** start of Exercise input **

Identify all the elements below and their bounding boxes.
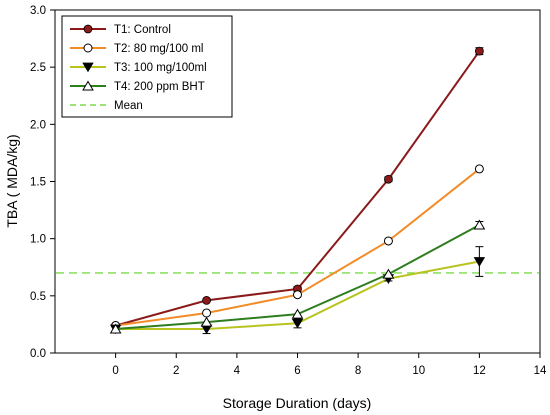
data-point — [474, 46, 484, 56]
x-tick-label: 14 — [534, 365, 547, 377]
x-tick-label: 0 — [112, 365, 118, 377]
x-tick-label: 8 — [355, 365, 361, 377]
legend-marker — [82, 62, 94, 73]
data-point — [291, 318, 304, 329]
legend-marker — [83, 24, 93, 34]
data-point — [384, 174, 393, 184]
x-axis-title: Storage Duration (days) — [223, 395, 372, 411]
legend-item: T1: Control — [70, 24, 171, 36]
legend-item: T2: 80 mg/100 ml — [70, 43, 203, 55]
legend-item: Mean — [70, 100, 143, 112]
data-point — [200, 316, 213, 327]
series-4 — [109, 219, 486, 334]
x-tick-label: 4 — [234, 365, 241, 377]
legend-marker — [82, 80, 94, 91]
y-tick-label: 3.0 — [30, 5, 46, 17]
x-tick-label: 10 — [412, 365, 425, 377]
data-point — [291, 308, 304, 319]
y-tick-label: 1.0 — [30, 234, 46, 246]
y-tick-label: 2.5 — [30, 62, 46, 74]
axes: 0 2 4 6 8 10 12 14 0.0 0.5 1.0 1.5 2.0 2.5 3.0 — [30, 5, 547, 377]
x-tick-label: 6 — [294, 365, 300, 377]
y-tick-label: 2.0 — [30, 119, 46, 131]
legend-label: T2: 80 mg/100 ml — [114, 43, 203, 55]
y-tick-label: 0.0 — [30, 348, 46, 360]
y-axis-title: TBA ( MDA/kg) — [4, 134, 20, 227]
legend-label: T1: Control — [114, 24, 171, 36]
series-2 — [111, 164, 484, 331]
series-layer — [109, 46, 486, 335]
data-point — [109, 323, 122, 334]
legend-label: T3: 100 mg/100ml — [114, 62, 207, 74]
series-line — [115, 168, 480, 327]
data-point — [382, 268, 395, 279]
legend-marker — [83, 43, 93, 53]
x-tick-label: 2 — [173, 365, 179, 377]
legend-item: T3: 100 mg/100ml — [70, 62, 207, 74]
legend-item: T4: 200 ppm BHT — [70, 80, 205, 93]
legend: T1: Control T2: 80 mg/100 ml T3: 100 mg/10… — [61, 15, 233, 118]
x-tick-label: 12 — [473, 365, 486, 377]
data-point — [473, 257, 486, 267]
y-tick-label: 0.5 — [30, 291, 46, 303]
data-point — [473, 219, 486, 230]
data-point — [202, 308, 212, 318]
legend-label: Mean — [114, 100, 143, 112]
y-tick-label: 1.5 — [30, 177, 46, 189]
data-point — [474, 164, 484, 174]
data-point — [202, 296, 211, 305]
data-point — [383, 236, 393, 246]
legend-label: T4: 200 ppm BHT — [114, 81, 205, 93]
data-point — [293, 290, 302, 300]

** end of Exercise input **

Exercise goal: Can you render every line of the records as a Markdown table with a "Row" column for the row number and a "Text" column for the line? Skip blank lines and leave the pictures out.

Expected answer:
| Row | Text |
|---|---|
| 1 | Identify all the elements below and their bounding boxes. |
| 2 | data-point — [474, 46, 484, 56] |
| 3 | x-tick-label: 14 — [534, 365, 547, 377] |
| 4 | x-tick-label: 0 — [112, 365, 118, 377] |
| 5 | x-tick-label: 8 — [355, 365, 361, 377] |
| 6 | legend-marker — [82, 62, 94, 73] |
| 7 | data-point — [291, 318, 304, 329] |
| 8 | legend-marker — [83, 24, 93, 34] |
| 9 | data-point — [384, 174, 393, 184] |
| 10 | x-axis-title: Storage Duration (days) — [223, 395, 372, 411] |
| 11 | legend-item: T1: Control — [70, 24, 171, 36] |
| 12 | legend-item: T2: 80 mg/100 ml — [70, 43, 203, 55] |
| 13 | legend-item: Mean — [70, 100, 143, 112] |
| 14 | data-point — [200, 316, 213, 327] |
| 15 | series-4 — [109, 219, 486, 334] |
| 16 | x-tick-label: 4 — [234, 365, 241, 377] |
| 17 | legend-marker — [82, 80, 94, 91] |
| 18 | y-tick-label: 3.0 — [30, 5, 46, 17] |
| 19 | x-tick-label: 10 — [412, 365, 425, 377] |
| 20 | data-point — [291, 308, 304, 319] |
| 21 | y-tick-label: 1.0 — [30, 234, 46, 246] |
| 22 | y-tick-label: 2.5 — [30, 62, 46, 74] |
| 23 | axes: 0 2 4 6 8 10 12 14 0.0 0.5 1.0 1.5 2.0 2.5 3.0 — [30, 5, 547, 377] |
| 24 | x-tick-label: 6 — [294, 365, 300, 377] |
| 25 | y-tick-label: 2.0 — [30, 119, 46, 131] |
| 26 | legend-label: T2: 80 mg/100 ml — [114, 43, 203, 55] |
| 27 | y-tick-label: 0.0 — [30, 348, 46, 360] |
| 28 | y-axis-title: TBA ( MDA/kg) — [4, 134, 20, 227] |
| 29 | legend-label: T1: Control — [114, 24, 171, 36] |
| 30 | series-2 — [111, 164, 484, 331] |
| 31 | series-layer — [109, 46, 486, 335] |
| 32 | data-point — [109, 323, 122, 334] |
| 33 | legend-label: T3: 100 mg/100ml — [114, 62, 207, 74] |
| 34 | series-line — [115, 168, 480, 327] |
| 35 | data-point — [382, 268, 395, 279] |
| 36 | legend-marker — [83, 43, 93, 53] |
| 37 | x-tick-label: 2 — [173, 365, 179, 377] |
| 38 | legend-item: T3: 100 mg/100ml — [70, 62, 207, 74] |
| 39 | legend-item: T4: 200 ppm BHT — [70, 80, 205, 93] |
| 40 | legend: T1: Control T2: 80 mg/100 ml T3: 100 mg/10… — [61, 15, 233, 118] |
| 41 | x-tick-label: 12 — [473, 365, 486, 377] |
| 42 | data-point — [473, 257, 486, 267] |
| 43 | y-tick-label: 0.5 — [30, 291, 46, 303] |
| 44 | data-point — [473, 219, 486, 230] |
| 45 | data-point — [202, 308, 212, 318] |
| 46 | legend-label: Mean — [114, 100, 143, 112] |
| 47 | y-tick-label: 1.5 — [30, 177, 46, 189] |
| 48 | data-point — [474, 164, 484, 174] |
| 49 | data-point — [202, 296, 211, 305] |
| 50 | data-point — [383, 236, 393, 246] |
| 51 | legend-label: T4: 200 ppm BHT — [114, 81, 205, 93] |
| 52 | data-point — [293, 290, 302, 300] |